# PROBLEM TO WORK ON
Gather all lines with the word "dock" in them.

* begin THE DATA *

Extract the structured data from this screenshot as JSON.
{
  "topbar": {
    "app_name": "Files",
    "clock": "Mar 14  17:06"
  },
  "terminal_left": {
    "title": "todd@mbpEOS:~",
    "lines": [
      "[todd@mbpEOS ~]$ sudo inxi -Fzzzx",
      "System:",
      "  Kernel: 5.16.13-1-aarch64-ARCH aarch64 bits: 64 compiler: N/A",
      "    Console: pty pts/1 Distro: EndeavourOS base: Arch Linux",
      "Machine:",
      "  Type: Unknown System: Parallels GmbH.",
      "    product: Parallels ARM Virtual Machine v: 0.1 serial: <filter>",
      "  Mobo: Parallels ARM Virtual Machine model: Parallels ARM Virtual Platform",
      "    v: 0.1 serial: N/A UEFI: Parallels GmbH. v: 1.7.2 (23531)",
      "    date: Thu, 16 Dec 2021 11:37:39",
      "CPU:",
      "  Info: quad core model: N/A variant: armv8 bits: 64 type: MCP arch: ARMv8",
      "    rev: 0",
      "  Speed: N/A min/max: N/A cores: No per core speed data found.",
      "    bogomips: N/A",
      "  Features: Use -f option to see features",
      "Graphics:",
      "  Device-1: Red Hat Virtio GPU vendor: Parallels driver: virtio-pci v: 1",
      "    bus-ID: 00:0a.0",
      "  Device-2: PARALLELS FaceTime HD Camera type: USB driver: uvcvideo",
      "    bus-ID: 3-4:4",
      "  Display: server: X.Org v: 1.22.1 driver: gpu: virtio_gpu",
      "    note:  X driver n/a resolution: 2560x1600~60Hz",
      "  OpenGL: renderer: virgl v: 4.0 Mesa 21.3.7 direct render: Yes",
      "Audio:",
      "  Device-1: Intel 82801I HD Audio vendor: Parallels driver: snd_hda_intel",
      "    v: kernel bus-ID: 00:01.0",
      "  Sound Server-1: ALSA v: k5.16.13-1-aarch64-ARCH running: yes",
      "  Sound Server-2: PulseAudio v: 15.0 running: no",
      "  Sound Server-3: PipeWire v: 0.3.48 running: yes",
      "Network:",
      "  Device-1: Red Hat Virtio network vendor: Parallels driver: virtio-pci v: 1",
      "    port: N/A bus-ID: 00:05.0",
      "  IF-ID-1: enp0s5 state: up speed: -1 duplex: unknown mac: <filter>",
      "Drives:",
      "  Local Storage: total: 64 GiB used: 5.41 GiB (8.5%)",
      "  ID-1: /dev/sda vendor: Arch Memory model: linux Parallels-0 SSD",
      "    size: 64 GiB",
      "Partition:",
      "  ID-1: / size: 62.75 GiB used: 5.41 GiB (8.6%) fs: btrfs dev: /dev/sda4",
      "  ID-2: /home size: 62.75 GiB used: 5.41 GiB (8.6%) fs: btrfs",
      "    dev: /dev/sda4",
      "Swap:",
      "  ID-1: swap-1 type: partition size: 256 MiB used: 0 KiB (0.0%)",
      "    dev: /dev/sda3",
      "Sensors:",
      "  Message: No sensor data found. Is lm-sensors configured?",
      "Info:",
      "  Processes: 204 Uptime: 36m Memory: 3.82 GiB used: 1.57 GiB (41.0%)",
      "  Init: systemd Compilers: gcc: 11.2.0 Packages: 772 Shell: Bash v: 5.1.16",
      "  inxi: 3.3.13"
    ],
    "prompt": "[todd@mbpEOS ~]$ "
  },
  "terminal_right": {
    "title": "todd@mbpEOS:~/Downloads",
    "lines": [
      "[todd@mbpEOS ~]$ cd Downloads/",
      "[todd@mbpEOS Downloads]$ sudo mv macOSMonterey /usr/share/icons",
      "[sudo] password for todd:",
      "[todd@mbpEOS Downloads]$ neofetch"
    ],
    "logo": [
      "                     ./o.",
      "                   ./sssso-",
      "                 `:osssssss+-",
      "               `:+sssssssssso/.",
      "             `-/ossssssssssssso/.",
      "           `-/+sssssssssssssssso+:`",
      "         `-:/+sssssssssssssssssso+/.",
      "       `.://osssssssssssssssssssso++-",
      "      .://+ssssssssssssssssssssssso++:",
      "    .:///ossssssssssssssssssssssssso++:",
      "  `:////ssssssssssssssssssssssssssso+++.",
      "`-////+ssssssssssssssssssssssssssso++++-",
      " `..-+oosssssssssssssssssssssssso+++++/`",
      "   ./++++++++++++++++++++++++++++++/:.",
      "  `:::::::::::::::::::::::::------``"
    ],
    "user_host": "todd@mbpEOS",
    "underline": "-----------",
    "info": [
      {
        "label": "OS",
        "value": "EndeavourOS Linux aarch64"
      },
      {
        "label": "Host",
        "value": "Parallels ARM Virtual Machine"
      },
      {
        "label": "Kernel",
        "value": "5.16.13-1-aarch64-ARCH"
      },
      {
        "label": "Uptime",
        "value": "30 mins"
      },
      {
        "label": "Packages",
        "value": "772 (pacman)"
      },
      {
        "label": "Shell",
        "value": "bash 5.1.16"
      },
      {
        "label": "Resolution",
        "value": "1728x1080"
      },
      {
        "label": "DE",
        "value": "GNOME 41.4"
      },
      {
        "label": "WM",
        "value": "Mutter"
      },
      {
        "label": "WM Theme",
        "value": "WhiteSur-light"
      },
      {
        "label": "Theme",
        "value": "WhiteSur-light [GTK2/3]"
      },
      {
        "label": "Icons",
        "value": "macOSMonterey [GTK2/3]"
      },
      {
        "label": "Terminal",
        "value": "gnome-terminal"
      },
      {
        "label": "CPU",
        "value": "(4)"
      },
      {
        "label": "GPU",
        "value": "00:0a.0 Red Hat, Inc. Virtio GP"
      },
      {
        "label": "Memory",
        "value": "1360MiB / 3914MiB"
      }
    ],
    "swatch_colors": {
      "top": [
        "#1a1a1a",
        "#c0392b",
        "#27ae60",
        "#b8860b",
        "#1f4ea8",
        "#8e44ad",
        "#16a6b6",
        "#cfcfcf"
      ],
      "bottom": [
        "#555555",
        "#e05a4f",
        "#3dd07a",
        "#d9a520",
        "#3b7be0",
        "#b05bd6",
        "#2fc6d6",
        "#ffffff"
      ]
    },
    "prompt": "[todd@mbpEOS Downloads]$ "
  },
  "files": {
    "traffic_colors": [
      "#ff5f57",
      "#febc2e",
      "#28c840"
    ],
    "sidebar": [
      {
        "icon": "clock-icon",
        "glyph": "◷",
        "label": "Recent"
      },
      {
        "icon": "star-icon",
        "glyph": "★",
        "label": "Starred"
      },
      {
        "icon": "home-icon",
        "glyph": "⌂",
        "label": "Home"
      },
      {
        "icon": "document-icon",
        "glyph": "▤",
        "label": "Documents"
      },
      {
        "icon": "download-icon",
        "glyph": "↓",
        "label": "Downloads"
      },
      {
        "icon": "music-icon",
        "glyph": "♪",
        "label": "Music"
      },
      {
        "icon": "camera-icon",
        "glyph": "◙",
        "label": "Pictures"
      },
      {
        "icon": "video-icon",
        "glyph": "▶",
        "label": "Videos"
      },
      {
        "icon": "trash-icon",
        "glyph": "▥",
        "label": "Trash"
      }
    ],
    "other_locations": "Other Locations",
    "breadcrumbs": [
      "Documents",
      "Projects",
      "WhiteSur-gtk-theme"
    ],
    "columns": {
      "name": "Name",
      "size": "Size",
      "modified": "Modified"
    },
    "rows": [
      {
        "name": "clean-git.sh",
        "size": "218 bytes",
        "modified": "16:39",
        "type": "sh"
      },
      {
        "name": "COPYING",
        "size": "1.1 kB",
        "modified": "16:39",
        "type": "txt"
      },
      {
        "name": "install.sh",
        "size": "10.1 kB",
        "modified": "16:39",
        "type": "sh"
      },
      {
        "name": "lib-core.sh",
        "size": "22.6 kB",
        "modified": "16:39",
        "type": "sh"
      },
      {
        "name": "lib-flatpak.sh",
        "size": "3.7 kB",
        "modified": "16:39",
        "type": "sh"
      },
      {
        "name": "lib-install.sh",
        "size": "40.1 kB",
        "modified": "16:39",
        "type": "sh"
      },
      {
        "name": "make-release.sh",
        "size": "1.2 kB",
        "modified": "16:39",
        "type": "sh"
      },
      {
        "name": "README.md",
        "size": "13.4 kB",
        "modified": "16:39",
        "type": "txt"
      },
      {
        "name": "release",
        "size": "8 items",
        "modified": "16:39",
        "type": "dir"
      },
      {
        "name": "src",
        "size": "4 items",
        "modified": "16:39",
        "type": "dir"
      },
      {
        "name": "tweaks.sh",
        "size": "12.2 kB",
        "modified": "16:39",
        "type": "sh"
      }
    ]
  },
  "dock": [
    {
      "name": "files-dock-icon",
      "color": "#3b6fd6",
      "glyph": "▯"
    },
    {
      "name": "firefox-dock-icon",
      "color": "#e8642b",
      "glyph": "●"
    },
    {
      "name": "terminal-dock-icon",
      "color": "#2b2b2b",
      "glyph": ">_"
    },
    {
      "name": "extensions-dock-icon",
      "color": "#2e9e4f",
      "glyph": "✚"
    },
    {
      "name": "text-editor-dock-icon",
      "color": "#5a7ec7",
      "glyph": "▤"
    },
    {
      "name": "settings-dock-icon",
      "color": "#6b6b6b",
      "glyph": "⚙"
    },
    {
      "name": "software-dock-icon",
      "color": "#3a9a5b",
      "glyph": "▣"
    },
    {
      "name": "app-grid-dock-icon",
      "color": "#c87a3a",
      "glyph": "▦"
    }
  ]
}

* end THE DATA *

# RESULT OF THE TASK
  "dock": [
      "name": "files-dock-icon",
      "name": "firefox-dock-icon",
      "name": "terminal-dock-icon",
      "name": "extensions-dock-icon",
      "name": "text-editor-dock-icon",
      "name": "settings-dock-icon",
      "name": "software-dock-icon",
      "name": "app-grid-dock-icon",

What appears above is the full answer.